Among the entries below, count the lines that contain the word "تجهیزات". Write down only the total.

» RECORD SET
.....
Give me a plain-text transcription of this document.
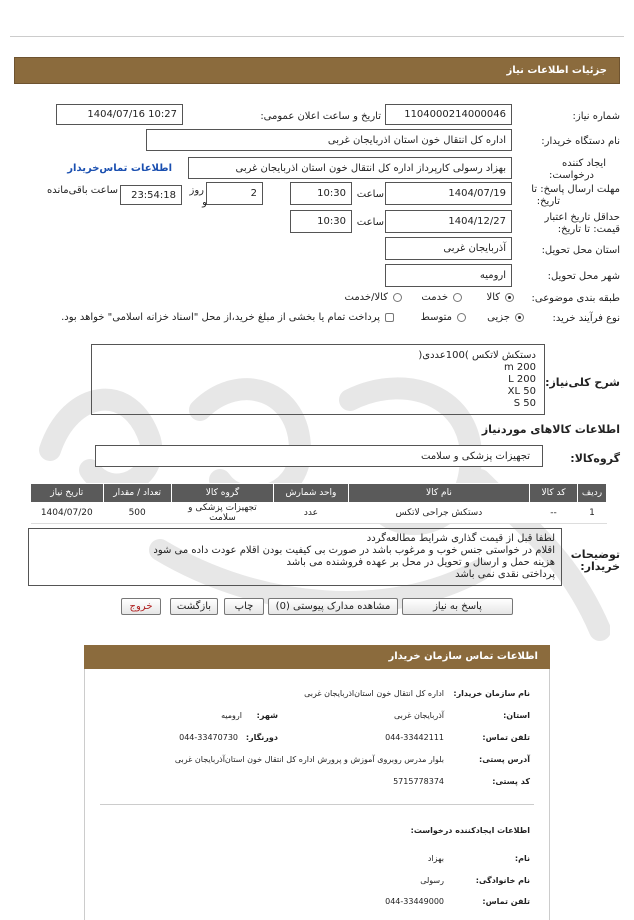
جزئیات اطلاعات نیاز
شماره نیاز:
1104000214000046
تاریخ و ساعت اعلان عمومی:
1404/07/16 10:27
نام دستگاه خریدار:
اداره کل انتقال خون استان اذربایجان غربی
ایجاد کننده
درخواست:
بهزاد رسولی کارپرداز اداره کل انتقال خون استان اذربایجان غربی
اطلاعات تماس‌خریدار
مهلت ارسال پاسخ: تا
تاریخ:
1404/07/19
ساعت
10:30
2
روز
و
23:54:18
ساعت باقی‌مانده
حداقل تاریخ اعتبار
قیمت: تا تاریخ:
1404/12/27
ساعت
10:30
استان محل تحویل:
آذربایجان غربی
شهر محل تحویل:
ارومیه
طبقه بندی موضوعی:
کالا
خدمت
کالا/خدمت
نوع فرآیند خرید:
جزیی
متوسط
پرداخت تمام یا بخشی از مبلغ خرید،از محل "اسناد خزانه اسلامی" خواهد بود.
شرح کلی‌نیاز:
دستکش لاتکس )100عددی(
m 200
L 200
XL 50
S 50
اطلاعات کالاهای موردنیاز
گروه‌کالا:
تجهیزات پزشکی و سلامت
ردیف	کد کالا	نام کالا	واحد شمارش	گروه کالا	تعداد / مقدار	تاریخ نیاز
1	--	دستکش جراحی لاتکس	عدد	تجهیزات پزشکی و سلامت	500	1404/07/20
توضیحات
خریدار:
لطفا قبل از قیمت گذاری شرایط مطالعه‌گردد
اقلام در خواستی جنس خوب و مرغوب باشد در صورت بی کیفیت بودن اقلام عودت داده می شود
هزینه حمل و ارسال و تحویل در محل بر عهده فروشنده می باشد
پرداختی نقدی نمی باشد
پاسخ به نیاز
مشاهده مدارک پیوستی (0)
چاپ
بازگشت
خروج
اطلاعات تماس سازمان خریدار
نام سازمان خریدار:
اداره کل انتقال خون استان‌اذربایجان غربی
استان:
آذربایجان غربی
شهر:
ارومیه
تلفن تماس:
044-33442111
دورنگار:
044-33470730
آدرس پستی:
بلوار مدرس روبروی آموزش و پرورش اداره کل انتقال خون استان‌آذربایجان غربی
کد پستی:
5715778374
اطلاعات ایجادکننده درخواست:
نام:
بهزاد
نام خانوادگی:
رسولی
تلفن تماس:
044-33449000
.....
» EXERCISE RESULT
2